■ LISTED RECORDS:
++++++++++

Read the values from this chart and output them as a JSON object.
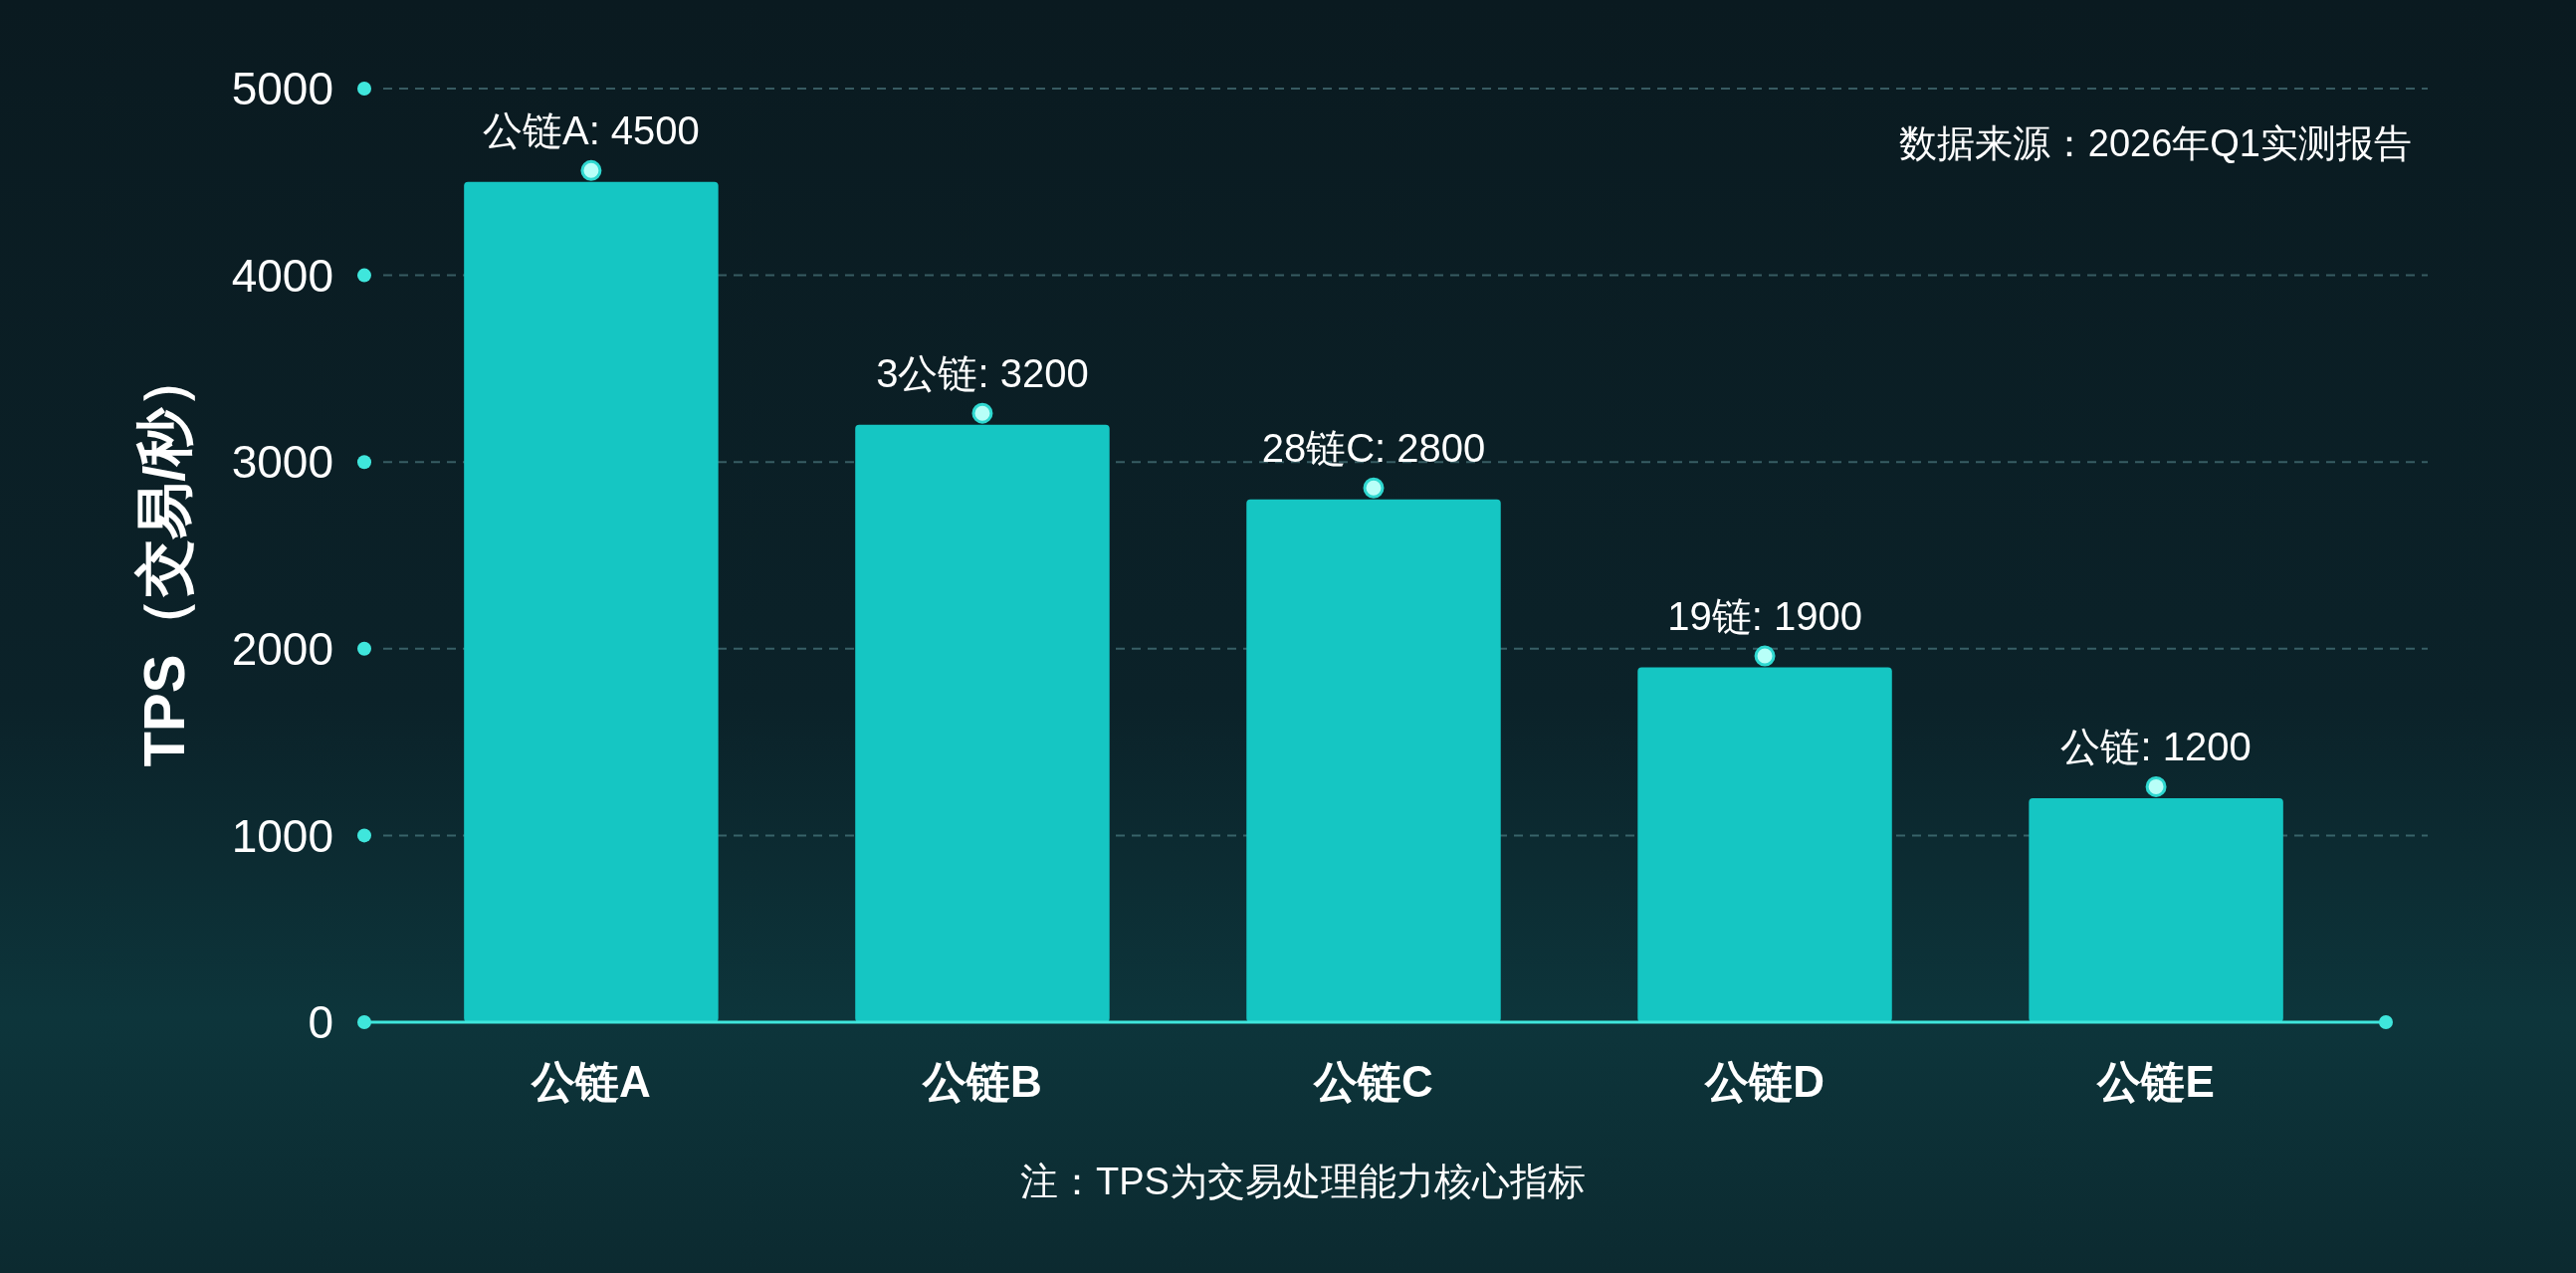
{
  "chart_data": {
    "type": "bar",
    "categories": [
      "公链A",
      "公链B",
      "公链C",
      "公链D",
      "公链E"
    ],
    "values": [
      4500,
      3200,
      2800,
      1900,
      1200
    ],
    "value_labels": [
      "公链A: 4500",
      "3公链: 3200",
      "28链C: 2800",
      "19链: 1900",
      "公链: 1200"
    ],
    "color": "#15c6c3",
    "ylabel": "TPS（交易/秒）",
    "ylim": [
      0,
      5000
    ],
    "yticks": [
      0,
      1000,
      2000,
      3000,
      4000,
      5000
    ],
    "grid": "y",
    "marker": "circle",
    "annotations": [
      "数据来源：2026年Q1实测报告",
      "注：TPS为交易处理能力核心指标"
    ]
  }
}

++++++++++

■ EXERCISE AIM:
Every line is to be duplicated exactly, though pictures stay out.

■ SOLUTION TO THIS PROBLEM:
Read the values from this chart and output them as a JSON object.
{
  "chart_data": {
    "type": "bar",
    "categories": [
      "公链A",
      "公链B",
      "公链C",
      "公链D",
      "公链E"
    ],
    "values": [
      4500,
      3200,
      2800,
      1900,
      1200
    ],
    "value_labels": [
      "公链A: 4500",
      "3公链: 3200",
      "28链C: 2800",
      "19链: 1900",
      "公链: 1200"
    ],
    "color": "#15c6c3",
    "ylabel": "TPS（交易/秒）",
    "ylim": [
      0,
      5000
    ],
    "yticks": [
      0,
      1000,
      2000,
      3000,
      4000,
      5000
    ],
    "grid": "y",
    "marker": "circle",
    "annotations": [
      "数据来源：2026年Q1实测报告",
      "注：TPS为交易处理能力核心指标"
    ]
  }
}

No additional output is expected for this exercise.